## AIM
Copy out the lines that include the word "against".

## DATASET ENTRIES
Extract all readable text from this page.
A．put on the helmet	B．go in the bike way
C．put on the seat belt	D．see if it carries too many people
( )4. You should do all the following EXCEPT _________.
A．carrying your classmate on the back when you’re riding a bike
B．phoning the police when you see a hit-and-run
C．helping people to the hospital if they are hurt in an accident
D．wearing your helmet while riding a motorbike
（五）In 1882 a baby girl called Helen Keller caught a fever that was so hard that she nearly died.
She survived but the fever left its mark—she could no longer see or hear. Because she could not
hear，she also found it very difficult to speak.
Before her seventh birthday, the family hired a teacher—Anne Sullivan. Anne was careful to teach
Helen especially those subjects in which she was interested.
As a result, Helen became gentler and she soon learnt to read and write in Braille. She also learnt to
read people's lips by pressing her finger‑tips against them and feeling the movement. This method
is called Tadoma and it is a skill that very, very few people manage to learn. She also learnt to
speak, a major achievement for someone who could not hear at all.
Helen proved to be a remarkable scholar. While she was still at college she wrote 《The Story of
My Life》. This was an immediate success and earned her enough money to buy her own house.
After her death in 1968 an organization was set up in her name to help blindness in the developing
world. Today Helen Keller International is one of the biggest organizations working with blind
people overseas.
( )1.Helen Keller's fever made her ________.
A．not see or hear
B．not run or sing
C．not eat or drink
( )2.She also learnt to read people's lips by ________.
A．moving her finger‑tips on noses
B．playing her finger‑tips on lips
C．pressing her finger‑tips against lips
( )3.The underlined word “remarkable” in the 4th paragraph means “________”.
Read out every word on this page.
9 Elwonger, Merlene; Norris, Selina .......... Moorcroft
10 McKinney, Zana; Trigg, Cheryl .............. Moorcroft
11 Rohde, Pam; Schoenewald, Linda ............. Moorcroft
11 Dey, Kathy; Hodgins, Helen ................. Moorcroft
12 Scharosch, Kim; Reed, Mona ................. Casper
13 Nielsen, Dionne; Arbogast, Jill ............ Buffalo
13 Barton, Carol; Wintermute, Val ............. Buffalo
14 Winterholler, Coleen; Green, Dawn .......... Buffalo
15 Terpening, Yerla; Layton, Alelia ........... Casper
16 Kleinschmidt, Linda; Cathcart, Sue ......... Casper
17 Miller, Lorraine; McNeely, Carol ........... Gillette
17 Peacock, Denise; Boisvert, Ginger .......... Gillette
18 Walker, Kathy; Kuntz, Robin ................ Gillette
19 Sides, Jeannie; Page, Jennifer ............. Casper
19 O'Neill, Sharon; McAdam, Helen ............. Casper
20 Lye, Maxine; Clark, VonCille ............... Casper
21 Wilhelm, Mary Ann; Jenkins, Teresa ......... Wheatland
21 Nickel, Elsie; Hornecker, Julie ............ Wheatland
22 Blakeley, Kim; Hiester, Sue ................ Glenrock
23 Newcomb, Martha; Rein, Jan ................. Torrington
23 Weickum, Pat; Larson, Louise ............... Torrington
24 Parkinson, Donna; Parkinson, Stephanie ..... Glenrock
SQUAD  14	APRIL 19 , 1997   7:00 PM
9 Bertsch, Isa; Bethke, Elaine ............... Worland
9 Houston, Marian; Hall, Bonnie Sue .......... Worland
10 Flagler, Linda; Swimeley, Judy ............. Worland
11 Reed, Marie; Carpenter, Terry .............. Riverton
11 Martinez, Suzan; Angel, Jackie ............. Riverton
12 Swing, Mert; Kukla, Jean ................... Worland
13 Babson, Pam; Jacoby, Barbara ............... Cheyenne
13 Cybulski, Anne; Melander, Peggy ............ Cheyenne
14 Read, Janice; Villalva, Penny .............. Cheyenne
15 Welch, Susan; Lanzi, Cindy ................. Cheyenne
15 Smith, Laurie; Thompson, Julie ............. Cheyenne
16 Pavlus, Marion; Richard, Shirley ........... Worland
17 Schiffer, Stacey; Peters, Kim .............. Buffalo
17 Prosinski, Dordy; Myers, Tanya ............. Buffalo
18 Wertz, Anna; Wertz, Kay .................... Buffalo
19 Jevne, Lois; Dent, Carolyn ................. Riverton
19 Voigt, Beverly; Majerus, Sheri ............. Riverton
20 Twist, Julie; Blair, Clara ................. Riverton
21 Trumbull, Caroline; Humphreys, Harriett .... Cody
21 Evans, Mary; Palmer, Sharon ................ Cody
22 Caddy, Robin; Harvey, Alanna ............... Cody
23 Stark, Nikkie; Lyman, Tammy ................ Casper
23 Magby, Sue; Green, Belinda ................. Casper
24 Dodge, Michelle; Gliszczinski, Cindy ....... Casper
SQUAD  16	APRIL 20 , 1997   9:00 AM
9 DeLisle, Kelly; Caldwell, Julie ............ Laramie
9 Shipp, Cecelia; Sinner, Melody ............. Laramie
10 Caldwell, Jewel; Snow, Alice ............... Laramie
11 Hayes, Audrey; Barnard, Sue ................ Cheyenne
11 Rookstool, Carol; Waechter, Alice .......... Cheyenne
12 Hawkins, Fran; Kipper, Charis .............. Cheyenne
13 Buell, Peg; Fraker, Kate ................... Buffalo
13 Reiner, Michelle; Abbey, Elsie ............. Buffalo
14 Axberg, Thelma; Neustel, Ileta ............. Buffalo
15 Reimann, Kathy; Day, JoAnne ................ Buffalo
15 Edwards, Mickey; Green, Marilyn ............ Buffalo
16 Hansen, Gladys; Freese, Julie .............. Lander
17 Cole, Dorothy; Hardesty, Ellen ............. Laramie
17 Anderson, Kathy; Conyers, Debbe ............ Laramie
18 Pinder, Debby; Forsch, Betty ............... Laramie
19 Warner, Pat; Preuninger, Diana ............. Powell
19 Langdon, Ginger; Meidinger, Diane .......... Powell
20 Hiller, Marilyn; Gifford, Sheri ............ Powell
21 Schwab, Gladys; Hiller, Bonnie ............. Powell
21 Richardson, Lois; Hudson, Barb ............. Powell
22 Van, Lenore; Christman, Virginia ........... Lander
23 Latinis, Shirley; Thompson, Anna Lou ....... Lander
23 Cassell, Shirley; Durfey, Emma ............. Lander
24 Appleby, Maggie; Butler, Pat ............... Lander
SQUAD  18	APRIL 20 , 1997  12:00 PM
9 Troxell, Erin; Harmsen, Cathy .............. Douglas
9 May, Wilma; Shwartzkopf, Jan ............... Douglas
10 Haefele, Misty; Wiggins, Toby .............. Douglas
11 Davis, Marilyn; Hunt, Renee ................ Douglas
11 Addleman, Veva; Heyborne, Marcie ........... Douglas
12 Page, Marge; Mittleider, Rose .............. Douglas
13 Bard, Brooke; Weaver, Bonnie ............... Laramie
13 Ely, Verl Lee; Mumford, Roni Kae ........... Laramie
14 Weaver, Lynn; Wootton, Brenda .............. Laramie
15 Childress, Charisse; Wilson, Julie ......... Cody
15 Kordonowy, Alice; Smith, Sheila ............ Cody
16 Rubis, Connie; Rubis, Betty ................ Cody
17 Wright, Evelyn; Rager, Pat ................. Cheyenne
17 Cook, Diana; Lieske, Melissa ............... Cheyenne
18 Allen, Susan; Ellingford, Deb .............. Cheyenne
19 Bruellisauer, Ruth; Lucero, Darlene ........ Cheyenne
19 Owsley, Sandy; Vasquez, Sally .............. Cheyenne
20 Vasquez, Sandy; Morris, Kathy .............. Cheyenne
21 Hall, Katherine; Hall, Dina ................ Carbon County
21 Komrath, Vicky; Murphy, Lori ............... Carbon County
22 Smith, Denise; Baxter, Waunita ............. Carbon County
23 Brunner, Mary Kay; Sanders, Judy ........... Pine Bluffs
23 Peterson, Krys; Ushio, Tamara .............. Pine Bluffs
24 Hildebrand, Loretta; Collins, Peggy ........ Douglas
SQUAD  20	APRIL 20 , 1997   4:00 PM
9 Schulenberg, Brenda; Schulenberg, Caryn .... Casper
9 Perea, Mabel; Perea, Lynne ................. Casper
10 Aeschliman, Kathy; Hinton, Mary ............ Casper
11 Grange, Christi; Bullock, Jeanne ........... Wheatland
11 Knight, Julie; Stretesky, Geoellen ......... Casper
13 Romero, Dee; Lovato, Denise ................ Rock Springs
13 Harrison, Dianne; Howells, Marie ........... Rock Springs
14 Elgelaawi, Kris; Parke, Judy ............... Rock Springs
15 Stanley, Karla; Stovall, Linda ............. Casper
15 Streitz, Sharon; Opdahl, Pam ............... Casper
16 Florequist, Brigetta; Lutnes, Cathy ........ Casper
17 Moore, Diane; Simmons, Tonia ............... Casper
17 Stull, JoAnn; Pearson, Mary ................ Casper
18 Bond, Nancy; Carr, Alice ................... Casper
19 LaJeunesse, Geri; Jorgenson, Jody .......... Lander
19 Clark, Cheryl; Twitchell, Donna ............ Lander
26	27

## REPLY TO THE EXERCISE
read people's lips by pressing her finger‑tips against them and feeling the movement. This method
C．pressing her finger‑tips against lips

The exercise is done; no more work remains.